- _What the task asks_: In the listing below, locate the lines that hold "eigenvalues" and copy them.

═════ Dataset records

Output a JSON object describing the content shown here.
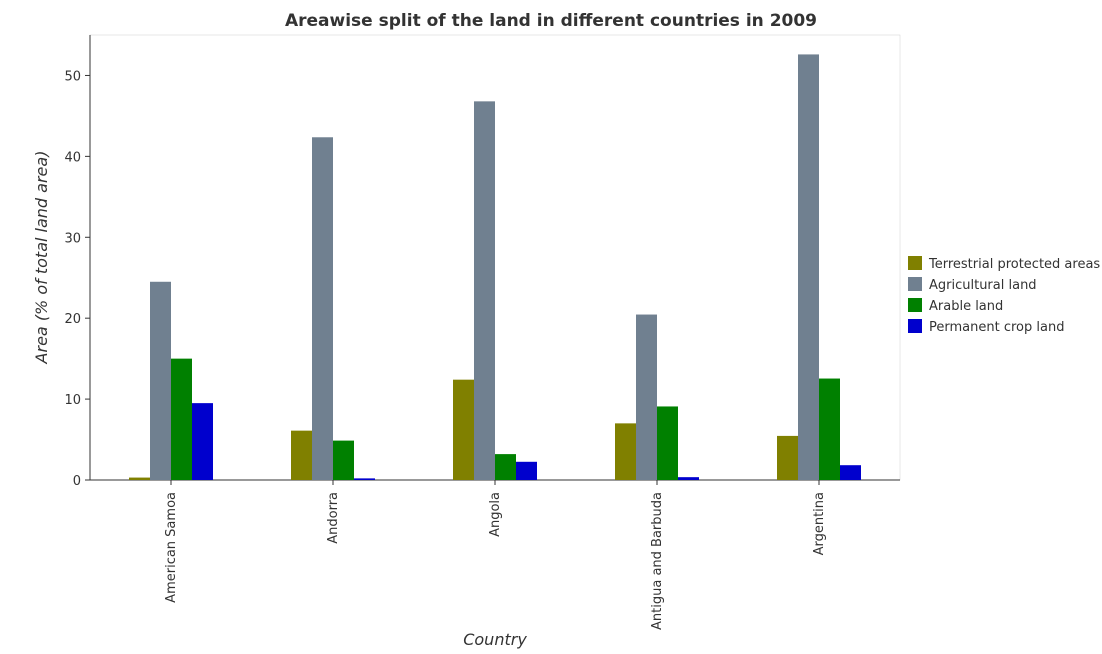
{
  "chart_data": {
    "type": "bar",
    "title": "Areawise split of the land in different countries in 2009",
    "xlabel": "Country",
    "ylabel": "Area (% of total land area)",
    "ylim": [
      0,
      55
    ],
    "yticks": [
      0,
      10,
      20,
      30,
      40,
      50
    ],
    "categories": [
      "American Samoa",
      "Andorra",
      "Angola",
      "Antigua and Barbuda",
      "Argentina"
    ],
    "series": [
      {
        "name": "Terrestrial protected areas",
        "color": "#808000",
        "values": [
          0.3,
          6.1,
          12.4,
          7.0,
          5.45
        ]
      },
      {
        "name": "Agricultural land",
        "color": "#708090",
        "values": [
          24.5,
          42.36,
          46.8,
          20.45,
          52.6
        ]
      },
      {
        "name": "Arable land",
        "color": "#008000",
        "values": [
          15.0,
          4.87,
          3.2,
          9.09,
          12.54
        ]
      },
      {
        "name": "Permanent crop land",
        "color": "#0000cd",
        "values": [
          9.5,
          0.2,
          2.25,
          0.35,
          1.83
        ]
      }
    ],
    "legend_position": "right",
    "grid": false
  }
}
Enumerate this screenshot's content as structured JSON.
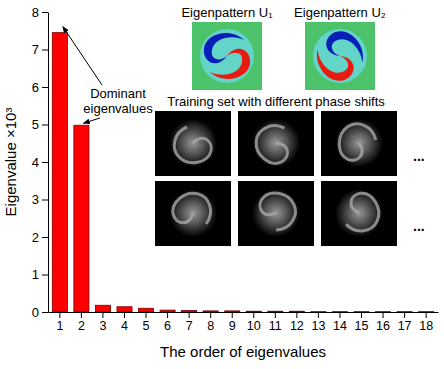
{
  "chart_data": {
    "type": "bar",
    "x_label": "The order of eigenvalues",
    "y_label": "Eigenvalue ×10³",
    "categories": [
      "1",
      "2",
      "3",
      "4",
      "5",
      "6",
      "7",
      "8",
      "9",
      "10",
      "11",
      "12",
      "13",
      "14",
      "15",
      "16",
      "17",
      "18"
    ],
    "values": [
      7.45,
      4.98,
      0.18,
      0.14,
      0.1,
      0.05,
      0.04,
      0.03,
      0.03,
      0.02,
      0.02,
      0.02,
      0.01,
      0.01,
      0.01,
      0.01,
      0.01,
      0.01
    ],
    "color": "#ff0000",
    "ylim": [
      0,
      8
    ],
    "yticks": [
      0,
      1,
      2,
      3,
      4,
      5,
      6,
      7,
      8
    ],
    "annotations": {
      "dominant": [
        "Dominant",
        "eigenvalues"
      ],
      "inset_labels": [
        "Eigenpattern U₁",
        "Eigenpattern U₂"
      ],
      "training_label": "Training set with different phase shifts",
      "ellipsis": [
        "...",
        "..."
      ]
    }
  }
}
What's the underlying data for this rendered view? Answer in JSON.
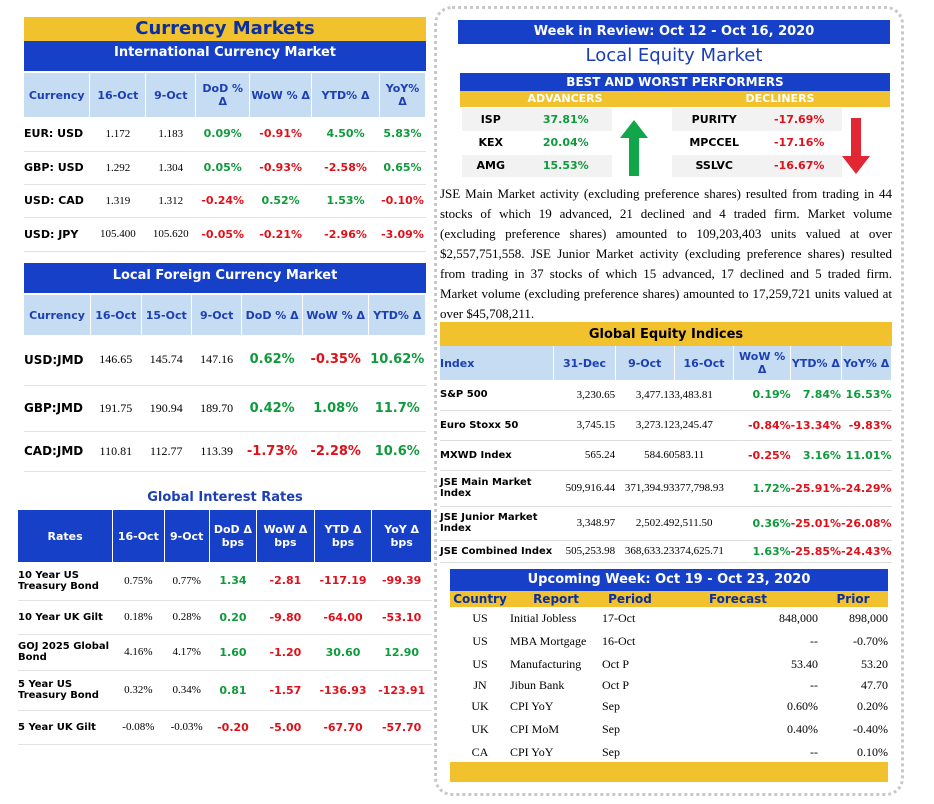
{
  "left": {
    "currency_markets": {
      "title": "Currency Markets",
      "subtitle": "International Currency Market",
      "headers": [
        "Currency",
        "16-Oct",
        "9-Oct",
        "DoD % Δ",
        "WoW % Δ",
        "YTD% Δ",
        "YoY% Δ"
      ],
      "rows": [
        [
          "EUR: USD",
          "1.172",
          "1.183",
          "0.09%",
          "-0.91%",
          "4.50%",
          "5.83%"
        ],
        [
          "GBP: USD",
          "1.292",
          "1.304",
          "0.05%",
          "-0.93%",
          "-2.58%",
          "0.65%"
        ],
        [
          "USD: CAD",
          "1.319",
          "1.312",
          "-0.24%",
          "0.52%",
          "1.53%",
          "-0.10%"
        ],
        [
          "USD: JPY",
          "105.400",
          "105.620",
          "-0.05%",
          "-0.21%",
          "-2.96%",
          "-3.09%"
        ]
      ]
    },
    "local_fx": {
      "title": "Local Foreign Currency Market",
      "headers": [
        "Currency",
        "16-Oct",
        "15-Oct",
        "9-Oct",
        "DoD % Δ",
        "WoW % Δ",
        "YTD% Δ"
      ],
      "rows": [
        [
          "USD:JMD",
          "146.65",
          "145.74",
          "147.16",
          "0.62%",
          "-0.35%",
          "10.62%"
        ],
        [
          "GBP:JMD",
          "191.75",
          "190.94",
          "189.70",
          "0.42%",
          "1.08%",
          "11.7%"
        ],
        [
          "CAD:JMD",
          "110.81",
          "112.77",
          "113.39",
          "-1.73%",
          "-2.28%",
          "10.6%"
        ]
      ]
    },
    "interest": {
      "title": "Global Interest Rates",
      "headers": [
        "Rates",
        "16-Oct",
        "9-Oct",
        "DoD Δ bps",
        "WoW Δ bps",
        "YTD Δ bps",
        "YoY Δ bps"
      ],
      "rows": [
        [
          "10 Year US Treasury Bond",
          "0.75%",
          "0.77%",
          "1.34",
          "-2.81",
          "-117.19",
          "-99.39"
        ],
        [
          "10 Year UK Gilt",
          "0.18%",
          "0.28%",
          "0.20",
          "-9.80",
          "-64.00",
          "-53.10"
        ],
        [
          "GOJ 2025 Global Bond",
          "4.16%",
          "4.17%",
          "1.60",
          "-1.20",
          "30.60",
          "12.90"
        ],
        [
          "5 Year US Treasury Bond",
          "0.32%",
          "0.34%",
          "0.81",
          "-1.57",
          "-136.93",
          "-123.91"
        ],
        [
          "5 Year UK Gilt",
          "-0.08%",
          "-0.03%",
          "-0.20",
          "-5.00",
          "-67.70",
          "-57.70"
        ]
      ]
    }
  },
  "right": {
    "week": "Week in Review:  Oct 12 - Oct 16, 2020",
    "local_equity": "Local Equity Market",
    "performers_title": "BEST AND WORST PERFORMERS",
    "adv_label": "ADVANCERS",
    "dec_label": "DECLINERS",
    "advancers": [
      [
        "ISP",
        "37.81%"
      ],
      [
        "KEX",
        "20.04%"
      ],
      [
        "AMG",
        "15.53%"
      ]
    ],
    "decliners": [
      [
        "PURITY",
        "-17.69%"
      ],
      [
        "MPCCEL",
        "-17.16%"
      ],
      [
        "SSLVC",
        "-16.67%"
      ]
    ],
    "paragraph": "JSE Main Market activity (excluding preference shares) resulted from trading in 44 stocks of which 19 advanced, 21 declined and 4 traded firm. Market volume (excluding preference shares) amounted to 109,203,403 units valued at over $2,557,751,558. JSE Junior Market activity (excluding preference shares) resulted from trading in 37 stocks of which 15 advanced, 17 declined and 5 traded firm. Market volume (excluding preference shares) amounted to 17,259,721 units valued at over $45,708,211.",
    "indices": {
      "title": "Global Equity Indices",
      "headers": [
        "Index",
        "31-Dec",
        "9-Oct",
        "16-Oct",
        "WoW % Δ",
        "YTD% Δ",
        "YoY% Δ"
      ],
      "rows": [
        [
          "S&P 500",
          "3,230.65",
          "3,477.13",
          "3,483.81",
          "0.19%",
          "7.84%",
          "16.53%"
        ],
        [
          "Euro Stoxx 50",
          "3,745.15",
          "3,273.12",
          "3,245.47",
          "-0.84%",
          "-13.34%",
          "-9.83%"
        ],
        [
          "MXWD  Index",
          "565.24",
          "584.60",
          "583.11",
          "-0.25%",
          "3.16%",
          "11.01%"
        ],
        [
          "JSE Main Market Index",
          "509,916.44",
          "371,394.93",
          "377,798.93",
          "1.72%",
          "-25.91%",
          "-24.29%"
        ],
        [
          "JSE Junior Market Index",
          "3,348.97",
          "2,502.49",
          "2,511.50",
          "0.36%",
          "-25.01%",
          "-26.08%"
        ],
        [
          "JSE Combined Index",
          "505,253.98",
          "368,633.23",
          "374,625.71",
          "1.63%",
          "-25.85%",
          "-24.43%"
        ]
      ]
    },
    "upcoming": {
      "title": "Upcoming Week:  Oct 19 - Oct 23, 2020",
      "headers": [
        "Country",
        "Report",
        "Period",
        "Forecast",
        "Prior"
      ],
      "rows": [
        [
          "US",
          "Initial Jobless",
          "17-Oct",
          "848,000",
          "898,000"
        ],
        [
          "US",
          "MBA Mortgage",
          "16-Oct",
          "--",
          "-0.70%"
        ],
        [
          "US",
          "Manufacturing",
          "Oct P",
          "53.40",
          "53.20"
        ],
        [
          "JN",
          "Jibun Bank",
          "Oct P",
          "--",
          "47.70"
        ],
        [
          "UK",
          "CPI YoY",
          "Sep",
          "0.60%",
          "0.20%"
        ],
        [
          "UK",
          "CPI MoM",
          "Sep",
          "0.40%",
          "-0.40%"
        ],
        [
          "CA",
          "CPI YoY",
          "Sep",
          "--",
          "0.10%"
        ]
      ]
    }
  },
  "colors": {
    "gold": "#f2c12e",
    "blue": "#1740c8",
    "green": "#0f9a3c",
    "red": "#e0101a"
  }
}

══════════

- _Solution below_:
    "x_label": "The order of eigenvalues",
        "eigenvalues"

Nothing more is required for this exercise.